┌──
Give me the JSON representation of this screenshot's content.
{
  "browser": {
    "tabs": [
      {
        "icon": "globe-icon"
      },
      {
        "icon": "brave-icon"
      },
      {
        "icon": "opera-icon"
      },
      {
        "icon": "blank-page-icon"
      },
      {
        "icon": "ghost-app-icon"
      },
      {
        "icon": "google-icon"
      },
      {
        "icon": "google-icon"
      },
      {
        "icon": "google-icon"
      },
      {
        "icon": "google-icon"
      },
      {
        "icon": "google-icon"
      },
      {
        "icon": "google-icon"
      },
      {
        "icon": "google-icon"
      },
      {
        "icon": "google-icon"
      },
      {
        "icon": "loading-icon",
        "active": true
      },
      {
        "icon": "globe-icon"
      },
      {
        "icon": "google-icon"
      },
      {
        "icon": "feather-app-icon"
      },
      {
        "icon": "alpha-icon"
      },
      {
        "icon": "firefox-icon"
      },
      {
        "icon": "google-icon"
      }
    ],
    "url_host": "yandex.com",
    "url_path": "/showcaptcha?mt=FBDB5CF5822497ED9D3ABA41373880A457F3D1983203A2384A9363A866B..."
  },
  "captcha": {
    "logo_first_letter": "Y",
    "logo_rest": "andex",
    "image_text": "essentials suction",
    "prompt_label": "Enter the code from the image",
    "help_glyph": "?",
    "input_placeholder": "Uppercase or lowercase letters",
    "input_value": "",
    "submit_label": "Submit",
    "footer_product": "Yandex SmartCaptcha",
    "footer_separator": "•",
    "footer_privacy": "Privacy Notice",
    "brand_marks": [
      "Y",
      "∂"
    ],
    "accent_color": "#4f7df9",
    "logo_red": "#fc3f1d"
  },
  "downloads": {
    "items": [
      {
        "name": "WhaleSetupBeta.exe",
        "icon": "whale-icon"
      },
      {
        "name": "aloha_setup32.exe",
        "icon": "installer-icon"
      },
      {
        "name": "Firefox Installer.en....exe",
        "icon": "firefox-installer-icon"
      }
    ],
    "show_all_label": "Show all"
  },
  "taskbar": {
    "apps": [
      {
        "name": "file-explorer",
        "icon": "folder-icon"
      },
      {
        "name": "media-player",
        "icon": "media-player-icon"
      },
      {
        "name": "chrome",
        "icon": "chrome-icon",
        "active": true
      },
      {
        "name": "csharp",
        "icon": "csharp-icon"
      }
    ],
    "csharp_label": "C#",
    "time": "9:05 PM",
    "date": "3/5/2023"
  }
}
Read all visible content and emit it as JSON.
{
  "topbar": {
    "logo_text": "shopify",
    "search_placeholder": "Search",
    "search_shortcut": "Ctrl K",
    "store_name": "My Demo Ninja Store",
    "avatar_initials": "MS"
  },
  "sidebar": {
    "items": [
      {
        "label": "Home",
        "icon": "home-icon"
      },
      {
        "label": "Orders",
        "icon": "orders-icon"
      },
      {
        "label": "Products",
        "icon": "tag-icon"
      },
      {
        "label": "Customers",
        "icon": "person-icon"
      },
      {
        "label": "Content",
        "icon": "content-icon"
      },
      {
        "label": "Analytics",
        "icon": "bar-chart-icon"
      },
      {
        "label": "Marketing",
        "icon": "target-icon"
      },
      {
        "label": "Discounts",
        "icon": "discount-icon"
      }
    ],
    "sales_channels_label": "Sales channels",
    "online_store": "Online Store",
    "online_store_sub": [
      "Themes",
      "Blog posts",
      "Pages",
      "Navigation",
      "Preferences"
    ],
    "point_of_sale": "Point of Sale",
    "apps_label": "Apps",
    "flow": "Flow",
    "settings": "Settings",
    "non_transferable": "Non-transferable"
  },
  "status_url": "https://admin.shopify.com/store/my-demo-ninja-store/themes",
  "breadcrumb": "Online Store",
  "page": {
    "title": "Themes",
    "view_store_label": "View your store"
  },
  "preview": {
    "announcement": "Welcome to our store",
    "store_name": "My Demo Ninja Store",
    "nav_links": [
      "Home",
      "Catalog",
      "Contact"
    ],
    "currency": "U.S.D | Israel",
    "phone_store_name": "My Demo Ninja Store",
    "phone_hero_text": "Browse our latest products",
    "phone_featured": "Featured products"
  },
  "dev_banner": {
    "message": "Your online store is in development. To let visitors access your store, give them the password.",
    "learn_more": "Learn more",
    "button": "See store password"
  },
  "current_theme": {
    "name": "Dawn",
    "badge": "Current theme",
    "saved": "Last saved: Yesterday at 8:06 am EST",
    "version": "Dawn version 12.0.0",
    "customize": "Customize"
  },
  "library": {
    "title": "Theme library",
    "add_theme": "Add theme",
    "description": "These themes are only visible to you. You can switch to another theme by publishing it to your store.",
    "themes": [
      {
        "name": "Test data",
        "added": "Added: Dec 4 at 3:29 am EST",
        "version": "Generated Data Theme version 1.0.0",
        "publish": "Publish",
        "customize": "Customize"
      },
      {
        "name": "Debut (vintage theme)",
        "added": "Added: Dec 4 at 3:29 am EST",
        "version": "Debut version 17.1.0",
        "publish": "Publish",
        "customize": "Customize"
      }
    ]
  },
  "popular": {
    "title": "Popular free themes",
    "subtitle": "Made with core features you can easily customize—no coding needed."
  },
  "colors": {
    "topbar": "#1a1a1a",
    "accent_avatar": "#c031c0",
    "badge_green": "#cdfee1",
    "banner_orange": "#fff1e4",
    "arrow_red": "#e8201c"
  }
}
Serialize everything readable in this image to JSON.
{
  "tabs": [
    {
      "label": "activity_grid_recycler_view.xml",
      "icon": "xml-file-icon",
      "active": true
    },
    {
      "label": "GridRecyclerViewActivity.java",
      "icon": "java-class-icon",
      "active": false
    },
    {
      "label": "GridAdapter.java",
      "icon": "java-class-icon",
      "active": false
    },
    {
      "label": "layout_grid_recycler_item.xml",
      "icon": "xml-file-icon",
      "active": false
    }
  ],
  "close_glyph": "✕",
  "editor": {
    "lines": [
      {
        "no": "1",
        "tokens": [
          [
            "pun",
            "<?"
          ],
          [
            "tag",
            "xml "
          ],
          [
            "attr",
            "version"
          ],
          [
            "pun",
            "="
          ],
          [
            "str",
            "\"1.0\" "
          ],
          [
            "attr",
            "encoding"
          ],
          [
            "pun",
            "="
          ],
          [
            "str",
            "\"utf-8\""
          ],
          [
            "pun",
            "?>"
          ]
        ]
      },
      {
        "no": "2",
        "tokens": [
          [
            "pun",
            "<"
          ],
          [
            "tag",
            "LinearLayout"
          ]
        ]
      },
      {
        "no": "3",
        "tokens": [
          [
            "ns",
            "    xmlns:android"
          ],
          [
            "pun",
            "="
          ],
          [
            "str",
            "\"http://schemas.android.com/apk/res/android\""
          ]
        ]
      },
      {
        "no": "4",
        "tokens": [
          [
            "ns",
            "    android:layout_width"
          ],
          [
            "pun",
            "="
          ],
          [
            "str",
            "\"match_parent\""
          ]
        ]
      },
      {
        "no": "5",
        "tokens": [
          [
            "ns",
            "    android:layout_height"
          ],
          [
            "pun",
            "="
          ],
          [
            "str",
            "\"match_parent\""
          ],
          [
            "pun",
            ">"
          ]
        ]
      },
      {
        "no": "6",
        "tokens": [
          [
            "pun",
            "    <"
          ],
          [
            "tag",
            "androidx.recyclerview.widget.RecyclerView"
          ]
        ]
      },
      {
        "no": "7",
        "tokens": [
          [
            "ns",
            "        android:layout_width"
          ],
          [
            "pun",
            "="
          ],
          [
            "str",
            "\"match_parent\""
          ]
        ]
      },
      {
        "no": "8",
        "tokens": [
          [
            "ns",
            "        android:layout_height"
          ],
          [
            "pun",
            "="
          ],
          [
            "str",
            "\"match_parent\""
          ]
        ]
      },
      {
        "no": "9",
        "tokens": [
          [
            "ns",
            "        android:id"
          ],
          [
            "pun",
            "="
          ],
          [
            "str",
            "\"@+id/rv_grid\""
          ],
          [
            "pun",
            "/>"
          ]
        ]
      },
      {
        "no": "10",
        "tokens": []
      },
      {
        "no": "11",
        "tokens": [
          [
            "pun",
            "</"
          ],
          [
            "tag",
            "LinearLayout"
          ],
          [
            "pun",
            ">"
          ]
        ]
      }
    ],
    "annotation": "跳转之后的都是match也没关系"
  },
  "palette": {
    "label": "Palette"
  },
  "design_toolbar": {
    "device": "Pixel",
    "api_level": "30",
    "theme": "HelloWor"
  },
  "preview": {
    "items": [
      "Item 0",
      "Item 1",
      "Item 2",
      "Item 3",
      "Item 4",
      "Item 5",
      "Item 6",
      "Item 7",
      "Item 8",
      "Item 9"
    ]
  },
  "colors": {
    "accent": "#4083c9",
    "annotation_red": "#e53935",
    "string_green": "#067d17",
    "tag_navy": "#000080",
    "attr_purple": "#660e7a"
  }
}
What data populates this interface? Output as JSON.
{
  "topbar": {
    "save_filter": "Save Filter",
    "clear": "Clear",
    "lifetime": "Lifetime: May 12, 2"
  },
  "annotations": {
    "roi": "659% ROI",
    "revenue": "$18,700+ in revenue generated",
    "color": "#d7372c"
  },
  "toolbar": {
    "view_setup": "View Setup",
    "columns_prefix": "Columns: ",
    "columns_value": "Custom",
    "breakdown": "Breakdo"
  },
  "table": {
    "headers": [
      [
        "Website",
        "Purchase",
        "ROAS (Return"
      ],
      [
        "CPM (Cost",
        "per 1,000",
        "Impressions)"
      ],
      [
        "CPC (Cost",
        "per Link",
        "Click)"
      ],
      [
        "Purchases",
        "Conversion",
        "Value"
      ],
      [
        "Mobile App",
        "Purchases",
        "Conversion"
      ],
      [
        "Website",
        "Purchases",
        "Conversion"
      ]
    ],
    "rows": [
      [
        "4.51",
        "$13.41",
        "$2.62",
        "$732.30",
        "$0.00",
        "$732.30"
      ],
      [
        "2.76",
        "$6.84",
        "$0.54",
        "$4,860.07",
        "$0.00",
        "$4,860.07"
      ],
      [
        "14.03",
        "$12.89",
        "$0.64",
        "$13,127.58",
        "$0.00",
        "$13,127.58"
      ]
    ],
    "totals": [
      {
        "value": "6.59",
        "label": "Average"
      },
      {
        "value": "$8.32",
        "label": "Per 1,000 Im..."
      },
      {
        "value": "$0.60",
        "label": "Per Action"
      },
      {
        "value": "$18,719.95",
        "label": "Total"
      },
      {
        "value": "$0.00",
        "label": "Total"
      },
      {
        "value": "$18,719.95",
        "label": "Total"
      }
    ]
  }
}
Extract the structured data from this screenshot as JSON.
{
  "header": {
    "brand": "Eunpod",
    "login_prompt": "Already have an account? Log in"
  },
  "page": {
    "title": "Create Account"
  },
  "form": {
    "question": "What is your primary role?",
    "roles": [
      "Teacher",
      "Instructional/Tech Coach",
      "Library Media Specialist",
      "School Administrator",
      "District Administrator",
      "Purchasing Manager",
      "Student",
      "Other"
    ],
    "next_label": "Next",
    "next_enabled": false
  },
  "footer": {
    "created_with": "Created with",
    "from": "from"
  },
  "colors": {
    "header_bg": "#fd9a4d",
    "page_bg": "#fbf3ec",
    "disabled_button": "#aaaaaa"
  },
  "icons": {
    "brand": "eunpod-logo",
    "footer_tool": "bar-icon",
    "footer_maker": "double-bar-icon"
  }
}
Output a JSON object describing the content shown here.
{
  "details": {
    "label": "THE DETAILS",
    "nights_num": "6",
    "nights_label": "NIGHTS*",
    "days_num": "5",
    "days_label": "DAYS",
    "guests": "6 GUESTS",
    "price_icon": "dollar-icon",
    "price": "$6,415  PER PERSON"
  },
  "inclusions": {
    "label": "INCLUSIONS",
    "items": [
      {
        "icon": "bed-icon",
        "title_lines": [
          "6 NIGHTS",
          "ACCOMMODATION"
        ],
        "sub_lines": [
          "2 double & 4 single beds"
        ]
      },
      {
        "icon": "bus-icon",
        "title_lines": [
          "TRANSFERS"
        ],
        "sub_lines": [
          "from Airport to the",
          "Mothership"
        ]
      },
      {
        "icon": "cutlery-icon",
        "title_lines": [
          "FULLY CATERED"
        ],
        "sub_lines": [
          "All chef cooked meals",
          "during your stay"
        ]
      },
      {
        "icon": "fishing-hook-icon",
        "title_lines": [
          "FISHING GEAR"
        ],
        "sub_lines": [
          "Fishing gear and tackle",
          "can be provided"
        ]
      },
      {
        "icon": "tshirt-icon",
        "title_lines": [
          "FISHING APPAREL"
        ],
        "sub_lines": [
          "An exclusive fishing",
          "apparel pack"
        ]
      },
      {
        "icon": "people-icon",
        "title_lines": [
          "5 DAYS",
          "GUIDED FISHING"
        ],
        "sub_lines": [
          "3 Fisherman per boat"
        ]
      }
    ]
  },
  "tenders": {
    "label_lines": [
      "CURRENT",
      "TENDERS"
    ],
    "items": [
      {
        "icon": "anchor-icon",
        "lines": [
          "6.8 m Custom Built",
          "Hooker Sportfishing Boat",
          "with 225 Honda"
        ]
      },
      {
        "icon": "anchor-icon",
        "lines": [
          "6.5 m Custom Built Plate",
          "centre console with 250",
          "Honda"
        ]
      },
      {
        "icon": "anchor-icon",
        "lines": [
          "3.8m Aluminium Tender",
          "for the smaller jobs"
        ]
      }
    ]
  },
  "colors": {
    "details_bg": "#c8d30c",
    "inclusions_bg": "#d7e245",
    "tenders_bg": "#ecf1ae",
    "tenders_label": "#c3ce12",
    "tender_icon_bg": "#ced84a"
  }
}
└──
**Aim:** Read the entries and show each line that mentions "Built".

**Solution to this task:**
          "6.8 m Custom Built",
          "6.5 m Custom Built Plate",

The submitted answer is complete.